- [Your task] Please report every line from the material that contains the word "lead".

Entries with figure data
* Begin *

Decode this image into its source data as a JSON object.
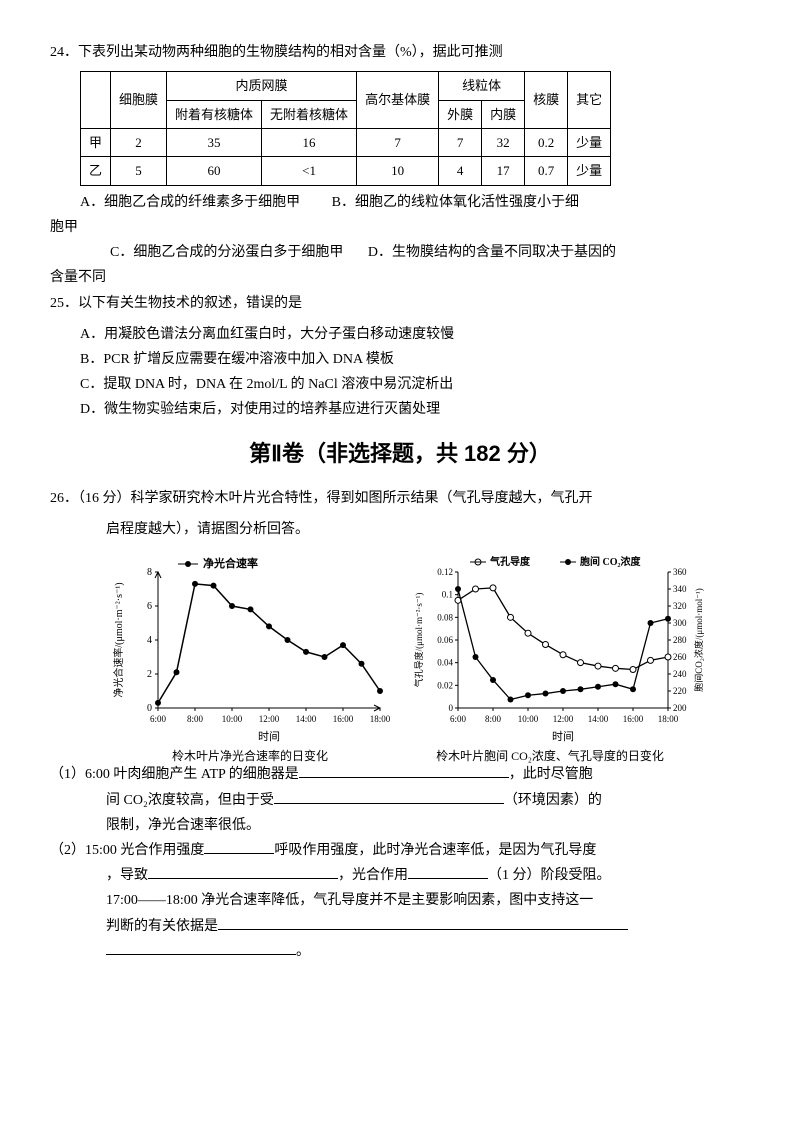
{
  "q24": {
    "stem": "24．下表列出某动物两种细胞的生物膜结构的相对含量（%），据此可推测",
    "table": {
      "head_row1": [
        "",
        "细胞膜",
        "内质网膜",
        "",
        "高尔基体膜",
        "线粒体",
        "",
        "核膜",
        "其它"
      ],
      "head_row2": [
        "",
        "",
        "附着有核糖体",
        "无附着核糖体",
        "",
        "外膜",
        "内膜",
        "",
        ""
      ],
      "rows": [
        [
          "甲",
          "2",
          "35",
          "16",
          "7",
          "7",
          "32",
          "0.2",
          "少量"
        ],
        [
          "乙",
          "5",
          "60",
          "<1",
          "10",
          "4",
          "17",
          "0.7",
          "少量"
        ]
      ]
    },
    "opts": {
      "A": "A．细胞乙合成的纤维素多于细胞甲",
      "B": "B．细胞乙的线粒体氧化活性强度小于细",
      "B_tail": "胞甲",
      "C": "C．细胞乙合成的分泌蛋白多于细胞甲",
      "D": "D．生物膜结构的含量不同取决于基因的",
      "D_tail": "含量不同"
    }
  },
  "q25": {
    "stem": "25．以下有关生物技术的叙述，错误的是",
    "A": "A．用凝胶色谱法分离血红蛋白时，大分子蛋白移动速度较慢",
    "B": "B．PCR 扩增反应需要在缓冲溶液中加入 DNA 模板",
    "C": "C．提取 DNA 时，DNA 在 2mol/L 的 NaCl 溶液中易沉淀析出",
    "D": "D．微生物实验结束后，对使用过的培养基应进行灭菌处理"
  },
  "section2": "第Ⅱ卷（非选择题，共 182 分）",
  "q26": {
    "stem1": "26．（16 分）科学家研究柃木叶片光合特性，得到如图所示结果（气孔导度越大，气孔开",
    "stem2": "启程度越大），请据图分析回答。"
  },
  "chart1": {
    "legend": "净光合速率",
    "y_label": "净光合速率/(μmol·m⁻²·s⁻¹)",
    "x_label": "时间",
    "x_ticks": [
      "6:00",
      "8:00",
      "10:00",
      "12:00",
      "14:00",
      "16:00",
      "18:00"
    ],
    "y_ticks": [
      0,
      2,
      4,
      6,
      8
    ],
    "ylim": [
      0,
      8
    ],
    "points_y": [
      0.3,
      2.1,
      7.3,
      7.2,
      6.0,
      5.8,
      4.8,
      4.0,
      3.3,
      3.0,
      3.7,
      2.6,
      1.0
    ],
    "line_color": "#000000",
    "marker": "filled-circle",
    "caption": "柃木叶片净光合速率的日变化"
  },
  "chart2": {
    "legend1": "气孔导度",
    "legend2": "胞间 CO₂浓度",
    "y1_label": "气孔导度/(μmol·m⁻²·s⁻¹)",
    "y2_label": "胞间CO₂浓度/(μmol·mol⁻¹)",
    "x_label": "时间",
    "x_ticks": [
      "6:00",
      "8:00",
      "10:00",
      "12:00",
      "14:00",
      "16:00",
      "18:00"
    ],
    "y1_ticks": [
      "0",
      "0.02",
      "0.04",
      "0.06",
      "0.08",
      "0.1",
      "0.12"
    ],
    "y1_lim": [
      0,
      0.12
    ],
    "y2_ticks": [
      200,
      220,
      240,
      260,
      280,
      300,
      320,
      340,
      360
    ],
    "y2_lim": [
      200,
      360
    ],
    "series1_y": [
      0.095,
      0.105,
      0.106,
      0.08,
      0.066,
      0.056,
      0.047,
      0.04,
      0.037,
      0.035,
      0.034,
      0.042,
      0.045
    ],
    "series2_y": [
      340,
      260,
      233,
      210,
      215,
      217,
      220,
      222,
      225,
      228,
      222,
      300,
      305
    ],
    "line_color": "#000000",
    "caption": "柃木叶片胞间 CO₂浓度、气孔导度的日变化"
  },
  "sub1": {
    "lead": "（1）6:00 叶肉细胞产生 ATP 的细胞器是",
    "mid1": "，此时尽管胞",
    "line2a": "间 CO₂浓度较高，但由于受",
    "line2b": "（环境因素）的",
    "line3": "限制，净光合速率很低。"
  },
  "sub2": {
    "lead": "（2）15:00 光合作用强度",
    "mid1": "呼吸作用强度，此时净光合速率低，是因为气孔导度",
    "line2a": "，导致",
    "line2b": "，光合作用",
    "line2c": "（1 分）阶段受阻。",
    "line3": "17:00——18:00 净光合速率降低，气孔导度并不是主要影响因素，图中支持这一",
    "line4": "判断的有关依据是",
    "line5": "。"
  }
}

* End *

- [Expected answer]
    "lead": "（1）6:00 叶肉细胞产生 ATP 的细胞器是",
    "lead": "（2）15:00 光合作用强度",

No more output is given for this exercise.